#### Written exercise
Give only the number of lines in these records that contain the word "службы".

[Items listed in a dataset]

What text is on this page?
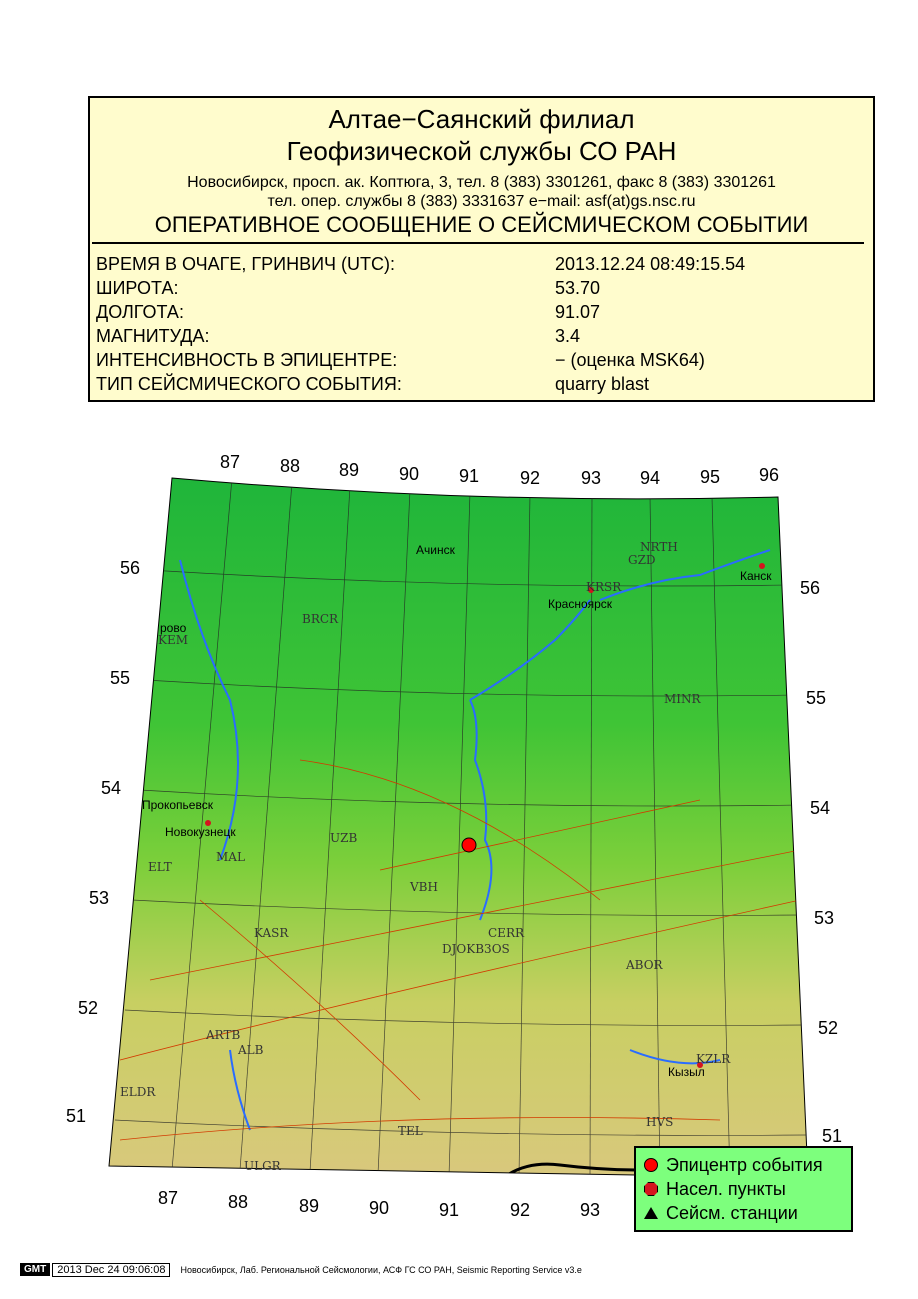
Алтае−Саянский филиал
Геофизической службы СО РАН
Новосибирск, просп. ак. Коптюга, 3, тел. 8 (383) 3301261, факс 8 (383) 3301261
тел. опер. службы 8 (383) 3331637 e−mail: asf(at)gs.nsc.ru
ОПЕРАТИВНОЕ СООБЩЕНИЕ О СЕЙСМИЧЕСКОМ СОБЫТИИ
ВРЕМЯ В ОЧАГЕ, ГРИНВИЧ (UTC):	2013.12.24 08:49:15.54
ШИРОТА:	53.70
ДОЛГОТА:	91.07
МАГНИТУДА:	3.4
ИНТЕНСИВНОСТЬ В ЭПИЦЕНТРЕ:	− (оценка MSK64)
ТИП СЕЙСМИЧЕСКОГО СОБЫТИЯ:	quarry blast
87 88 89 90 91 92 93 94 95 96
87	88	89	90	91	92	93
56
55
54
53
52
51
56
55
54
53
52
51
Ачинск
Красноярск
Канск
рово
Прокопьевск
Новокузнецк
Кызыл
NRTH
GZD
KRSR
BRCR
KEM
MINR
UZB
MAL
ELT
VBH
CERR
DJOKB3OS
KASR
ABOR
ARTB
ALB
ELDR
KZLR
HVS
TEL
ULGR	Эпицентр события
Насел. пункты
Сейсм. станции
GMT	2013 Dec 24 09:06:08	Новосибирск, Лаб. Региональной Сейсмологии, АСФ ГС СО РАН, Seismic Reporting Service v3.e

#### Written response
2